((

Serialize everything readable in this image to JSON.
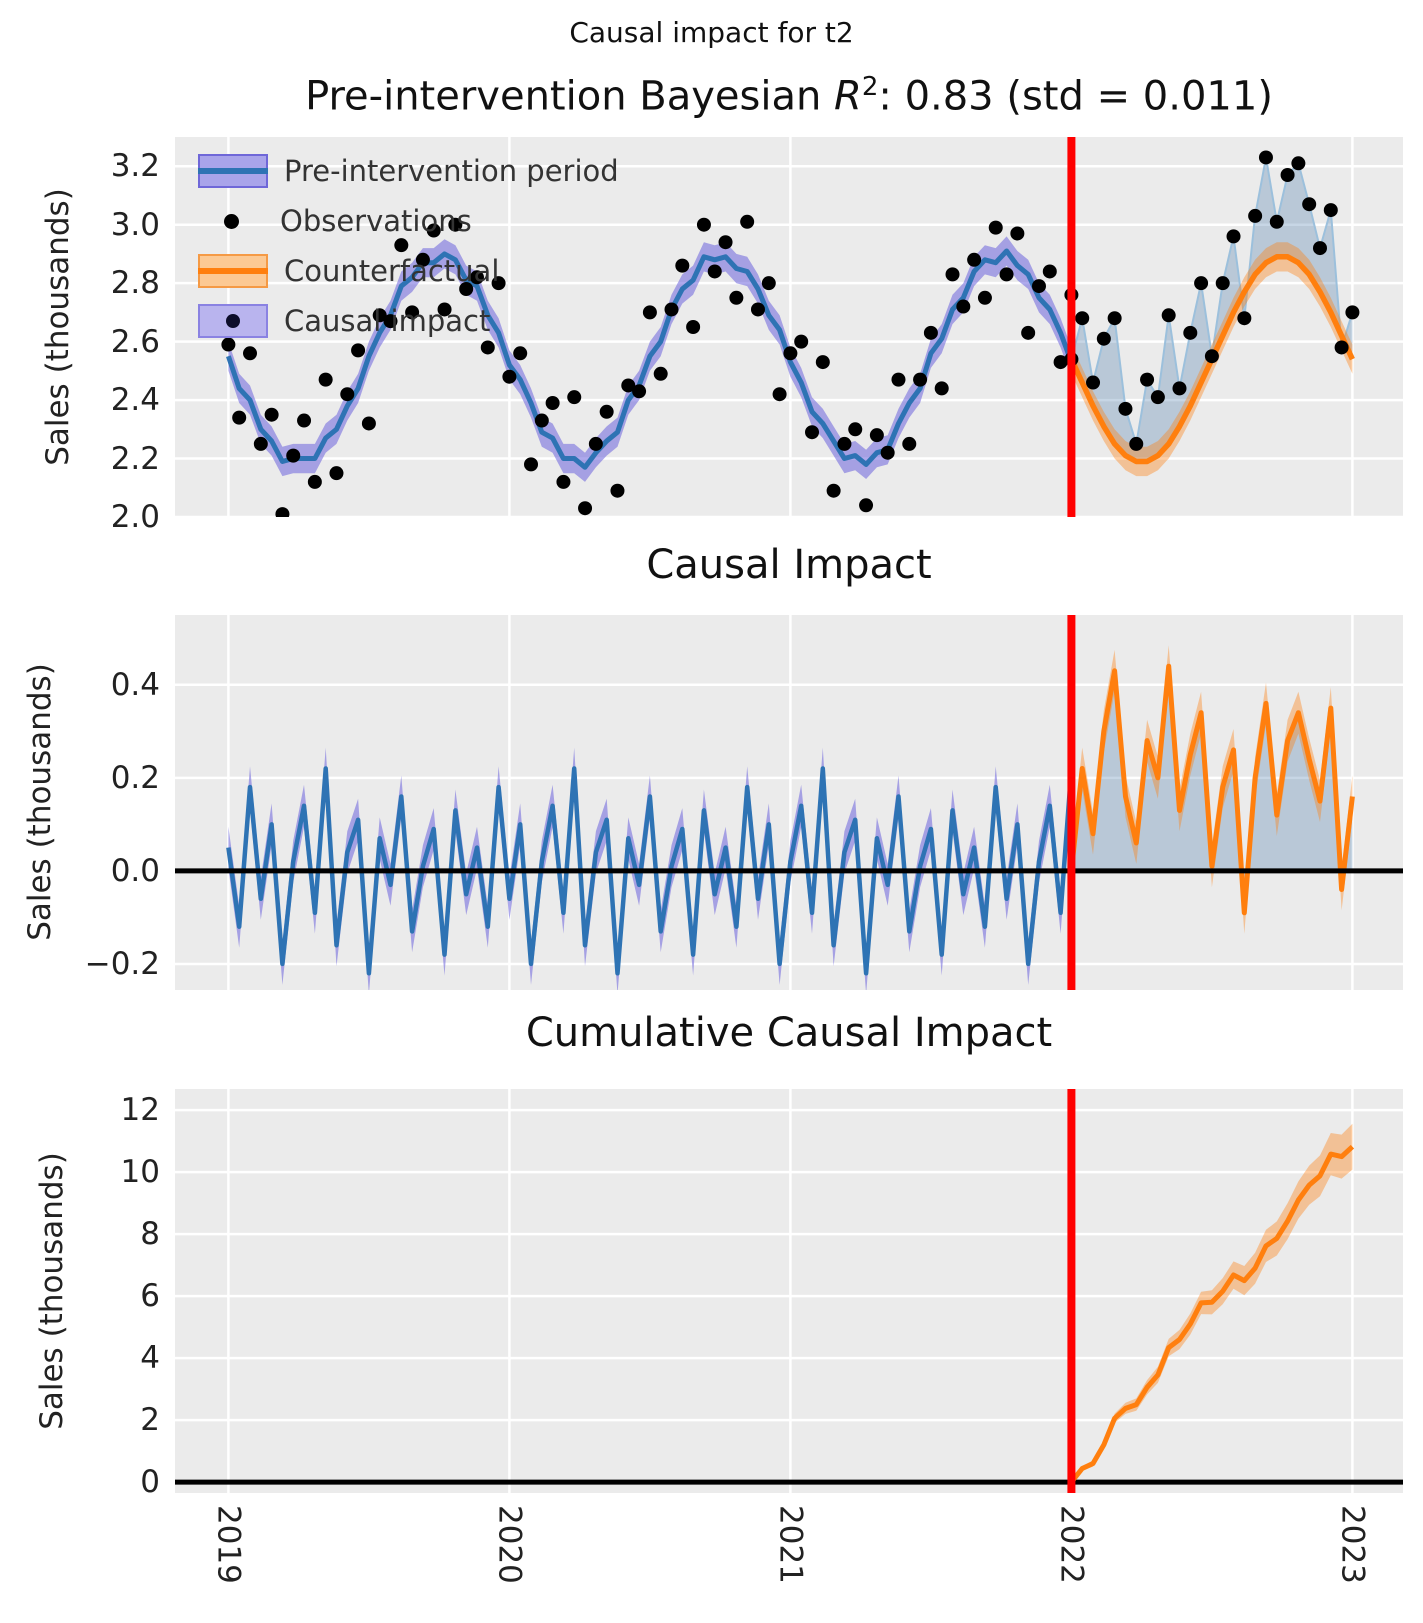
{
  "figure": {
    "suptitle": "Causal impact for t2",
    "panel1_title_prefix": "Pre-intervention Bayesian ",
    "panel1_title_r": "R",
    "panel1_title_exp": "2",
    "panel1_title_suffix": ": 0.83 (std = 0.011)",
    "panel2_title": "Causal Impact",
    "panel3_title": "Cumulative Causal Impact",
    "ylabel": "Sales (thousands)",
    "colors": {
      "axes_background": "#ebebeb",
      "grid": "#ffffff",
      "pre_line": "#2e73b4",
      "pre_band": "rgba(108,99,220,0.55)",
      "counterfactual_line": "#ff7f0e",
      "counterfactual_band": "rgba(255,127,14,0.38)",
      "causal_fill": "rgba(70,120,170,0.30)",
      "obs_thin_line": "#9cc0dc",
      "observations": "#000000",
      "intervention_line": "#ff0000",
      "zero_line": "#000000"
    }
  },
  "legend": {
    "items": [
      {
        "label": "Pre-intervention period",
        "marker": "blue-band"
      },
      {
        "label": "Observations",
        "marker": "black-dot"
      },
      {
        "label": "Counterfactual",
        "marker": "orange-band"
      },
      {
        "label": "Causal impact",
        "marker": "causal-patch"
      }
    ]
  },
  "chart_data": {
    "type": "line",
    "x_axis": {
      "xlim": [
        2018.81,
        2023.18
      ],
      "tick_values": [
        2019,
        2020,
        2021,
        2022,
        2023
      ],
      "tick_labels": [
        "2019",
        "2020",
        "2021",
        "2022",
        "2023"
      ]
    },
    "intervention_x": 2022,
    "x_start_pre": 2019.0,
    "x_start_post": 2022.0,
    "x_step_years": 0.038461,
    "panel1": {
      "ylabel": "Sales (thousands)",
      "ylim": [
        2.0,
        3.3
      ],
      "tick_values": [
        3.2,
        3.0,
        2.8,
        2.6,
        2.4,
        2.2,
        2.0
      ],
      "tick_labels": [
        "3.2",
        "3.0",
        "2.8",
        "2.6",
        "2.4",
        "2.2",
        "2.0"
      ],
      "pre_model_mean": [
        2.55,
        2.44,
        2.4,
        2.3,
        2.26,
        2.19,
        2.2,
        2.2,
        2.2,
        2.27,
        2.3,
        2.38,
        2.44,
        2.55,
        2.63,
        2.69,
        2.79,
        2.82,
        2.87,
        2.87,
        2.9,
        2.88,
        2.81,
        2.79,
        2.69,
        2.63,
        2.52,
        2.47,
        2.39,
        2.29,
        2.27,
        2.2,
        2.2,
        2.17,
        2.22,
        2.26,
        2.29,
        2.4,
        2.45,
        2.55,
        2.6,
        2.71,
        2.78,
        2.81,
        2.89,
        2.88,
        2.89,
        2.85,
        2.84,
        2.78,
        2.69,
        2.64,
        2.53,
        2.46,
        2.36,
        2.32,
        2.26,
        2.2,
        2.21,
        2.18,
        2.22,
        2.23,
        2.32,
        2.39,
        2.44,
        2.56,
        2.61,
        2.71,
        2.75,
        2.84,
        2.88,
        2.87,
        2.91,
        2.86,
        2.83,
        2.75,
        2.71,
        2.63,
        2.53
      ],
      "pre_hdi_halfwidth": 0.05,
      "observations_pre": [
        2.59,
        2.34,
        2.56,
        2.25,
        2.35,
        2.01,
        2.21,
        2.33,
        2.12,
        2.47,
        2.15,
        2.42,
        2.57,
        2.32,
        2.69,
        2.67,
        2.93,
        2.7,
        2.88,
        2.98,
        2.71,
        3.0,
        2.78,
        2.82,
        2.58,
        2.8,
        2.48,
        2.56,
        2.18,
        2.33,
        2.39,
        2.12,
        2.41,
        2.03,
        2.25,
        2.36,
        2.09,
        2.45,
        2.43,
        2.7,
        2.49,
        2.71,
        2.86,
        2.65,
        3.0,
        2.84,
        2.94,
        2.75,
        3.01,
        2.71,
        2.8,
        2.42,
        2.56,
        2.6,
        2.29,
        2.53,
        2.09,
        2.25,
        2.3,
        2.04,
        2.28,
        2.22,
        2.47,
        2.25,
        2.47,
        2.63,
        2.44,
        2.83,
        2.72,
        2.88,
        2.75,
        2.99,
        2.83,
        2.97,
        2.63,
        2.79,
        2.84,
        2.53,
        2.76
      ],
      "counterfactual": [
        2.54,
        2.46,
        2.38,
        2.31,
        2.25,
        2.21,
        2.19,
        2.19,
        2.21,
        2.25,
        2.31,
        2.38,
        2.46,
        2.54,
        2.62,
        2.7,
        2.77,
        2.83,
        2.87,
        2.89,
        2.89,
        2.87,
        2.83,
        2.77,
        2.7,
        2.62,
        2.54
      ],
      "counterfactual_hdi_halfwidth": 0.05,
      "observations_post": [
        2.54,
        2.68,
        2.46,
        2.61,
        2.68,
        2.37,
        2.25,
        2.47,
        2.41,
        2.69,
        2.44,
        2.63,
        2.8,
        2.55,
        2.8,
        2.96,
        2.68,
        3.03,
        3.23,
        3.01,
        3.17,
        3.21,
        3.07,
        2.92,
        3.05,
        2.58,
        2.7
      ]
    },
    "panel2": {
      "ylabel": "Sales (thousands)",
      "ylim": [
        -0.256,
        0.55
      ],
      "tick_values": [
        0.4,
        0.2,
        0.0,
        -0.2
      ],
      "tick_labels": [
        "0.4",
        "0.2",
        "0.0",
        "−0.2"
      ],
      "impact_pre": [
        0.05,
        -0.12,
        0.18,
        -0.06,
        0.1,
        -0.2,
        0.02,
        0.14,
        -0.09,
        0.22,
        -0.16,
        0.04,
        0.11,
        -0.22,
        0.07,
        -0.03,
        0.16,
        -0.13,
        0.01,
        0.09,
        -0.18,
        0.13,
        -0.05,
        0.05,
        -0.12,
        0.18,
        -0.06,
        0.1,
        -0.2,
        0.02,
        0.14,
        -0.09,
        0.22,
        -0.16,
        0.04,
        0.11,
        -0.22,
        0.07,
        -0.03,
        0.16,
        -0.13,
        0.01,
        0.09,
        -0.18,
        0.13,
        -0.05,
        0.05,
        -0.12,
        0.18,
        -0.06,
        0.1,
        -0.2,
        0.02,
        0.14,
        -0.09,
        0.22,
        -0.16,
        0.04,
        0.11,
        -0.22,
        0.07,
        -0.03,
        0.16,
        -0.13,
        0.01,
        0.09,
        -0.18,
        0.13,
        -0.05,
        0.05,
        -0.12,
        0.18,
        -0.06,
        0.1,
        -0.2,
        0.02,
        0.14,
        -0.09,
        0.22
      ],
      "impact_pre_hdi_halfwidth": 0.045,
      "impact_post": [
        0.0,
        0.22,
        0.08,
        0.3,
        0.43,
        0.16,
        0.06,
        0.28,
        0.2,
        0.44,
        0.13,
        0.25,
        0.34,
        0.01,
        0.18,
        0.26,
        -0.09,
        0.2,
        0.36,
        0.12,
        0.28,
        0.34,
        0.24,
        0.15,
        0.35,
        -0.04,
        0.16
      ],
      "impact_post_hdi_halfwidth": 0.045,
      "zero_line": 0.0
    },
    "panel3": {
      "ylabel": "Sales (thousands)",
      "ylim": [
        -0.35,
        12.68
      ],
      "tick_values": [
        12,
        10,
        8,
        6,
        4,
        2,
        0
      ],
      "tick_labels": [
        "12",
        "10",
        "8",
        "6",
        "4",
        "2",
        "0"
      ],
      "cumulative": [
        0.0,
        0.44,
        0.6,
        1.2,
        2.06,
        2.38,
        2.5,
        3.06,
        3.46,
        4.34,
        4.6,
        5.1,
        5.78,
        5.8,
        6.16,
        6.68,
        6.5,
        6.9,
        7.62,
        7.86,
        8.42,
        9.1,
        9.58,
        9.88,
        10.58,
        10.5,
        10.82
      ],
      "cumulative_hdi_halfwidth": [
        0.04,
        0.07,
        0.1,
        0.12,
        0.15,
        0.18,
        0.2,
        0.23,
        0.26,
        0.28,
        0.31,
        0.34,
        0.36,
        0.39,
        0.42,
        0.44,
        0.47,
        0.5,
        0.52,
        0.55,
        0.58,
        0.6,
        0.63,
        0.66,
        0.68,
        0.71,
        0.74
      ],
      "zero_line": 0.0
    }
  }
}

))
((

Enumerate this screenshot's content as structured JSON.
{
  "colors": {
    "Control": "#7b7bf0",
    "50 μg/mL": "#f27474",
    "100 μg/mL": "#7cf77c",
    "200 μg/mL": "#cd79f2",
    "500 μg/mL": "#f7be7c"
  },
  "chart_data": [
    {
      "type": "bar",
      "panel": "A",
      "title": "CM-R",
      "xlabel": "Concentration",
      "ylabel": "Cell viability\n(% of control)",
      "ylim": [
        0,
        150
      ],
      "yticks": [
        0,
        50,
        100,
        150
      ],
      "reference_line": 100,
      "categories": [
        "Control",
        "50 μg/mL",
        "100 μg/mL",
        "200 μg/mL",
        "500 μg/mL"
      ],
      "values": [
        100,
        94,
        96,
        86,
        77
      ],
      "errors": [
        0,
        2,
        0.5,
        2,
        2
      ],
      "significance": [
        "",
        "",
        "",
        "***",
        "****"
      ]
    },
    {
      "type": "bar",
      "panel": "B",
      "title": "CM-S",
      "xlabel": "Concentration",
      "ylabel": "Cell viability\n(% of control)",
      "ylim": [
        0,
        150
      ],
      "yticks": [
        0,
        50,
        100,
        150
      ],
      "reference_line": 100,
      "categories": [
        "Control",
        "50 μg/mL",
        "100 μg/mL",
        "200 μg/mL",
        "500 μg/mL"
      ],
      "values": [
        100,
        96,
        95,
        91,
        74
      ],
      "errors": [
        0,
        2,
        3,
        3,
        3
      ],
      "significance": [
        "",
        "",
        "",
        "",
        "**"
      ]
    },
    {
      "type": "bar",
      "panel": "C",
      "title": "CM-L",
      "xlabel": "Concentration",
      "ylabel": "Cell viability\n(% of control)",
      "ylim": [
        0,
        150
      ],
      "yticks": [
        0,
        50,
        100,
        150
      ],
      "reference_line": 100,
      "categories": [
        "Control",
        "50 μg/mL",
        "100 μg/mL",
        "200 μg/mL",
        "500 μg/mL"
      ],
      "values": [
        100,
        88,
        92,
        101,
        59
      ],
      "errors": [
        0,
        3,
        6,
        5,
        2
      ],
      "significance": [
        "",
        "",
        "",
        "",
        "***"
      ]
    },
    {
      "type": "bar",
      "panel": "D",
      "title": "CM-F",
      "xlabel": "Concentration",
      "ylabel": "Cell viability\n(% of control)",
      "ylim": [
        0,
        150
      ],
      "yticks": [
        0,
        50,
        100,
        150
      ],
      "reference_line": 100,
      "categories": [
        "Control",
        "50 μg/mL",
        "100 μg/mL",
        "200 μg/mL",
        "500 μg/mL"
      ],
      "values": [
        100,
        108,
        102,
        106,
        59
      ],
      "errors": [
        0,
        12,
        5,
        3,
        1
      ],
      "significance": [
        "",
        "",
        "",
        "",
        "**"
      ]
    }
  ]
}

))

◆ **What you should do**: Read through the entries and copy each line in which "JSON" appears.

◆ **Solution**:
Serialize everything readable in this image to JSON.
Enumerate this screenshot's content as structured JSON.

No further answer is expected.